■ DATASET ENTRIES

****

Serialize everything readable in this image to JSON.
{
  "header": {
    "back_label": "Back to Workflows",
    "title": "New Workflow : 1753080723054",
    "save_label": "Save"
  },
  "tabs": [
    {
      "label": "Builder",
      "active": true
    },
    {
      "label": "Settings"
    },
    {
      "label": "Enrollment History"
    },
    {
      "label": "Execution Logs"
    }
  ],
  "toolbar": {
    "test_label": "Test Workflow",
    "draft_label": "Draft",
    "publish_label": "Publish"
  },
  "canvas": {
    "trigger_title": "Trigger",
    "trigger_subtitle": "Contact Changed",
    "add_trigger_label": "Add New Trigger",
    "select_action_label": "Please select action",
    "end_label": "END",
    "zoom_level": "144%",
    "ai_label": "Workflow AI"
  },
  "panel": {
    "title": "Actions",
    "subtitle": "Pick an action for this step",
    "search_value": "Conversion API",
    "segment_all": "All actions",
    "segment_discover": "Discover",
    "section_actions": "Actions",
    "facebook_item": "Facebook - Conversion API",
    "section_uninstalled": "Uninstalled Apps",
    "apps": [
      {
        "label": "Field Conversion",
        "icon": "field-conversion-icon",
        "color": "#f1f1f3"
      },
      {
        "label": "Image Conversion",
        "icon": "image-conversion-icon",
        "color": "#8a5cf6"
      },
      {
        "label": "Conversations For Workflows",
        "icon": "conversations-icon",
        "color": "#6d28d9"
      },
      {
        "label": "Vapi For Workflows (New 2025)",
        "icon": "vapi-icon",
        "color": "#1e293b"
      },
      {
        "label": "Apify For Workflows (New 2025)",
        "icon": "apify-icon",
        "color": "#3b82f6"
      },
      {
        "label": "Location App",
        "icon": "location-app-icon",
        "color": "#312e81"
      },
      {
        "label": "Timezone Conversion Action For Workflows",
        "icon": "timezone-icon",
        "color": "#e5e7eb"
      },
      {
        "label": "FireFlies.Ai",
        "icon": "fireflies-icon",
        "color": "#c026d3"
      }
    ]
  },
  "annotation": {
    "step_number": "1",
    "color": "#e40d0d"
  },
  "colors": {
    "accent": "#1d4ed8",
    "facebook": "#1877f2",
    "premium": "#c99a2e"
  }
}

****

■ STATED PROBLEM
Copy every line of the material, please, keeping it exactly the same.

■ THE REPLY
Serialize everything readable in this image to JSON.
{
  "header": {
    "back_label": "Back to Workflows",
    "title": "New Workflow : 1753080723054",
    "save_label": "Save"
  },
  "tabs": [
    {
      "label": "Builder",
      "active": true
    },
    {
      "label": "Settings"
    },
    {
      "label": "Enrollment History"
    },
    {
      "label": "Execution Logs"
    }
  ],
  "toolbar": {
    "test_label": "Test Workflow",
    "draft_label": "Draft",
    "publish_label": "Publish"
  },
  "canvas": {
    "trigger_title": "Trigger",
    "trigger_subtitle": "Contact Changed",
    "add_trigger_label": "Add New Trigger",
    "select_action_label": "Please select action",
    "end_label": "END",
    "zoom_level": "144%",
    "ai_label": "Workflow AI"
  },
  "panel": {
    "title": "Actions",
    "subtitle": "Pick an action for this step",
    "search_value": "Conversion API",
    "segment_all": "All actions",
    "segment_discover": "Discover",
    "section_actions": "Actions",
    "facebook_item": "Facebook - Conversion API",
    "section_uninstalled": "Uninstalled Apps",
    "apps": [
      {
        "label": "Field Conversion",
        "icon": "field-conversion-icon",
        "color": "#f1f1f3"
      },
      {
        "label": "Image Conversion",
        "icon": "image-conversion-icon",
        "color": "#8a5cf6"
      },
      {
        "label": "Conversations For Workflows",
        "icon": "conversations-icon",
        "color": "#6d28d9"
      },
      {
        "label": "Vapi For Workflows (New 2025)",
        "icon": "vapi-icon",
        "color": "#1e293b"
      },
      {
        "label": "Apify For Workflows (New 2025)",
        "icon": "apify-icon",
        "color": "#3b82f6"
      },
      {
        "label": "Location App",
        "icon": "location-app-icon",
        "color": "#312e81"
      },
      {
        "label": "Timezone Conversion Action For Workflows",
        "icon": "timezone-icon",
        "color": "#e5e7eb"
      },
      {
        "label": "FireFlies.Ai",
        "icon": "fireflies-icon",
        "color": "#c026d3"
      }
    ]
  },
  "annotation": {
    "step_number": "1",
    "color": "#e40d0d"
  },
  "colors": {
    "accent": "#1d4ed8",
    "facebook": "#1877f2",
    "premium": "#c99a2e"
  }
}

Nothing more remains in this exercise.